> SHORT EXERCISE: Which lines below hold the word "dashed"? Report each one.
# DATASET RECORDS start
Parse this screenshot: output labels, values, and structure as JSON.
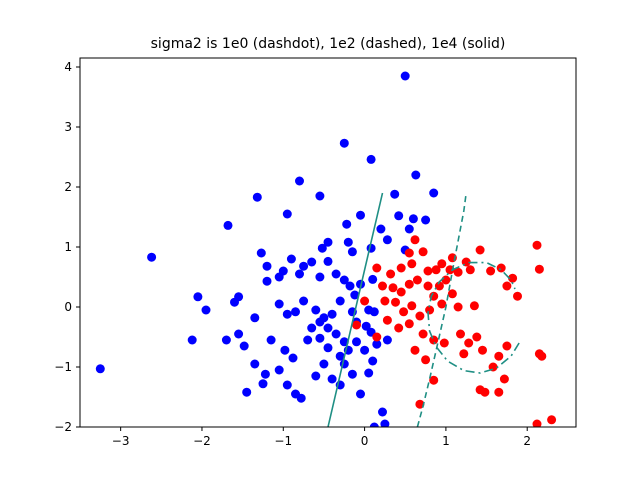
{
  "chart_data": {
    "type": "scatter",
    "title": "sigma2 is 1e0 (dashdot), 1e2 (dashed), 1e4 (solid)",
    "xlabel": "",
    "ylabel": "",
    "xlim": [
      -3.5,
      2.6
    ],
    "ylim": [
      -2.0,
      4.15
    ],
    "x_ticks": [
      -3,
      -2,
      -1,
      0,
      1,
      2
    ],
    "y_ticks": [
      -2,
      -1,
      0,
      1,
      2,
      3,
      4
    ],
    "grid": false,
    "series": [
      {
        "color": "#0000ff",
        "points": [
          [
            0.5,
            3.85
          ],
          [
            -0.25,
            2.73
          ],
          [
            0.08,
            2.46
          ],
          [
            0.63,
            2.2
          ],
          [
            -0.8,
            2.1
          ],
          [
            -0.55,
            1.85
          ],
          [
            0.37,
            1.88
          ],
          [
            0.85,
            1.9
          ],
          [
            -1.32,
            1.83
          ],
          [
            -0.95,
            1.55
          ],
          [
            -1.68,
            1.36
          ],
          [
            0.2,
            1.3
          ],
          [
            0.55,
            1.3
          ],
          [
            0.42,
            1.52
          ],
          [
            0.6,
            1.47
          ],
          [
            0.75,
            1.45
          ],
          [
            -0.05,
            1.53
          ],
          [
            -0.22,
            1.38
          ],
          [
            0.28,
            1.12
          ],
          [
            0.08,
            0.98
          ],
          [
            -0.2,
            1.08
          ],
          [
            -0.45,
            1.08
          ],
          [
            -0.52,
            0.98
          ],
          [
            -0.15,
            0.92
          ],
          [
            0.5,
            0.95
          ],
          [
            -1.27,
            0.9
          ],
          [
            -0.9,
            0.8
          ],
          [
            -0.65,
            0.75
          ],
          [
            -0.45,
            0.76
          ],
          [
            -0.75,
            0.68
          ],
          [
            -1.2,
            0.68
          ],
          [
            -1.0,
            0.6
          ],
          [
            -1.05,
            0.5
          ],
          [
            -1.2,
            0.43
          ],
          [
            -0.8,
            0.55
          ],
          [
            -0.55,
            0.5
          ],
          [
            -0.35,
            0.55
          ],
          [
            -0.25,
            0.45
          ],
          [
            -0.18,
            0.35
          ],
          [
            -0.12,
            0.2
          ],
          [
            -0.05,
            0.38
          ],
          [
            0.1,
            0.46
          ],
          [
            -2.62,
            0.83
          ],
          [
            -1.55,
            0.17
          ],
          [
            -2.05,
            0.17
          ],
          [
            -1.6,
            0.08
          ],
          [
            -1.95,
            -0.05
          ],
          [
            -1.35,
            -0.18
          ],
          [
            -0.95,
            -0.12
          ],
          [
            -0.85,
            -0.08
          ],
          [
            -0.6,
            -0.05
          ],
          [
            -0.5,
            -0.18
          ],
          [
            -0.4,
            -0.12
          ],
          [
            -0.3,
            0.1
          ],
          [
            -0.15,
            -0.08
          ],
          [
            0.05,
            -0.05
          ],
          [
            0.12,
            -0.08
          ],
          [
            -1.05,
            0.05
          ],
          [
            -0.75,
            0.1
          ],
          [
            -0.65,
            -0.35
          ],
          [
            -0.45,
            -0.35
          ],
          [
            -0.35,
            -0.45
          ],
          [
            -0.25,
            -0.58
          ],
          [
            -0.1,
            -0.25
          ],
          [
            0.02,
            -0.32
          ],
          [
            0.08,
            -0.42
          ],
          [
            0.15,
            -0.62
          ],
          [
            0.28,
            -0.55
          ],
          [
            -1.55,
            -0.45
          ],
          [
            -1.48,
            -0.65
          ],
          [
            -1.15,
            -0.55
          ],
          [
            -0.98,
            -0.72
          ],
          [
            -0.88,
            -0.85
          ],
          [
            -0.7,
            -0.55
          ],
          [
            -0.55,
            -0.52
          ],
          [
            -0.45,
            -0.68
          ],
          [
            -0.3,
            -0.82
          ],
          [
            -0.2,
            -0.72
          ],
          [
            -0.1,
            -0.58
          ],
          [
            0.0,
            -0.72
          ],
          [
            0.1,
            -0.9
          ],
          [
            0.05,
            -1.1
          ],
          [
            -1.35,
            -0.95
          ],
          [
            -1.22,
            -1.12
          ],
          [
            -1.05,
            -1.05
          ],
          [
            -0.95,
            -1.3
          ],
          [
            -0.85,
            -1.45
          ],
          [
            -0.6,
            -1.15
          ],
          [
            -0.5,
            -0.95
          ],
          [
            -0.4,
            -1.2
          ],
          [
            -0.3,
            -1.3
          ],
          [
            -0.25,
            -0.95
          ],
          [
            -0.15,
            -1.12
          ],
          [
            -1.45,
            -1.42
          ],
          [
            -0.78,
            -1.52
          ],
          [
            -0.05,
            -1.45
          ],
          [
            0.22,
            -1.75
          ],
          [
            0.12,
            -2.0
          ],
          [
            0.25,
            -1.95
          ],
          [
            -2.12,
            -0.55
          ],
          [
            -3.25,
            -1.03
          ],
          [
            -1.7,
            -0.55
          ],
          [
            -1.25,
            -1.28
          ],
          [
            -0.55,
            -0.25
          ]
        ]
      },
      {
        "color": "#ff0000",
        "points": [
          [
            0.62,
            1.12
          ],
          [
            0.55,
            0.9
          ],
          [
            0.72,
            0.92
          ],
          [
            1.08,
            0.82
          ],
          [
            1.25,
            0.75
          ],
          [
            1.42,
            0.95
          ],
          [
            0.15,
            0.65
          ],
          [
            0.32,
            0.55
          ],
          [
            0.45,
            0.65
          ],
          [
            0.58,
            0.72
          ],
          [
            0.78,
            0.6
          ],
          [
            0.88,
            0.62
          ],
          [
            0.95,
            0.72
          ],
          [
            1.05,
            0.62
          ],
          [
            1.15,
            0.58
          ],
          [
            1.3,
            0.62
          ],
          [
            1.55,
            0.6
          ],
          [
            1.68,
            0.65
          ],
          [
            1.82,
            0.48
          ],
          [
            0.22,
            0.35
          ],
          [
            0.35,
            0.32
          ],
          [
            0.45,
            0.25
          ],
          [
            0.55,
            0.38
          ],
          [
            0.65,
            0.45
          ],
          [
            0.78,
            0.35
          ],
          [
            0.92,
            0.35
          ],
          [
            1.0,
            0.45
          ],
          [
            1.08,
            0.22
          ],
          [
            0.85,
            0.18
          ],
          [
            0.95,
            0.05
          ],
          [
            0.8,
            -0.05
          ],
          [
            0.68,
            -0.15
          ],
          [
            0.58,
            0.02
          ],
          [
            0.48,
            -0.08
          ],
          [
            0.38,
            0.08
          ],
          [
            0.25,
            0.1
          ],
          [
            0.0,
            0.1
          ],
          [
            1.75,
            0.35
          ],
          [
            1.88,
            0.18
          ],
          [
            2.12,
            1.03
          ],
          [
            2.15,
            0.63
          ],
          [
            0.28,
            -0.22
          ],
          [
            0.42,
            -0.35
          ],
          [
            0.55,
            -0.28
          ],
          [
            0.72,
            -0.45
          ],
          [
            0.85,
            -0.55
          ],
          [
            0.98,
            -0.6
          ],
          [
            1.18,
            -0.45
          ],
          [
            1.28,
            -0.6
          ],
          [
            1.38,
            -0.5
          ],
          [
            1.45,
            -0.72
          ],
          [
            1.65,
            -0.82
          ],
          [
            1.75,
            -0.65
          ],
          [
            1.22,
            -0.78
          ],
          [
            1.15,
            0.0
          ],
          [
            1.35,
            0.02
          ],
          [
            0.62,
            -0.72
          ],
          [
            0.75,
            -0.88
          ],
          [
            0.85,
            -1.22
          ],
          [
            0.68,
            -1.62
          ],
          [
            1.58,
            -1.0
          ],
          [
            1.72,
            -1.2
          ],
          [
            1.42,
            -1.38
          ],
          [
            1.48,
            -1.42
          ],
          [
            1.65,
            -1.42
          ],
          [
            2.15,
            -0.78
          ],
          [
            2.18,
            -0.82
          ],
          [
            2.12,
            -1.95
          ],
          [
            2.3,
            -1.88
          ],
          [
            -0.1,
            -0.3
          ],
          [
            0.15,
            -0.5
          ]
        ]
      }
    ],
    "boundaries": [
      {
        "label": "1e4",
        "style": "solid",
        "color": "#1f8f84",
        "points": [
          [
            -0.45,
            -2.0
          ],
          [
            0.22,
            1.9
          ]
        ]
      },
      {
        "label": "1e2",
        "style": "dashed",
        "color": "#1f8f84",
        "points": [
          [
            0.65,
            -2.0
          ],
          [
            0.72,
            -1.65
          ],
          [
            0.8,
            -1.2
          ],
          [
            0.9,
            -0.6
          ],
          [
            1.0,
            0.0
          ],
          [
            1.08,
            0.6
          ],
          [
            1.15,
            1.1
          ],
          [
            1.22,
            1.6
          ],
          [
            1.25,
            1.9
          ]
        ]
      },
      {
        "label": "1e0",
        "style": "dashdot",
        "color": "#1f8f84",
        "points": [
          [
            1.9,
            -0.6
          ],
          [
            1.8,
            -0.82
          ],
          [
            1.62,
            -1.02
          ],
          [
            1.42,
            -1.1
          ],
          [
            1.22,
            -1.06
          ],
          [
            1.02,
            -0.9
          ],
          [
            0.88,
            -0.66
          ],
          [
            0.8,
            -0.4
          ],
          [
            0.78,
            -0.1
          ],
          [
            0.82,
            0.18
          ],
          [
            0.92,
            0.42
          ],
          [
            1.08,
            0.62
          ],
          [
            1.28,
            0.74
          ],
          [
            1.5,
            0.74
          ],
          [
            1.68,
            0.62
          ],
          [
            1.8,
            0.45
          ],
          [
            1.85,
            0.3
          ]
        ]
      }
    ]
  }
}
# DATASET RECORDS end
> CORRECT OUTPUT:
    "title": "sigma2 is 1e0 (dashdot), 1e2 (dashed), 1e4 (solid)",
        "style": "dashed",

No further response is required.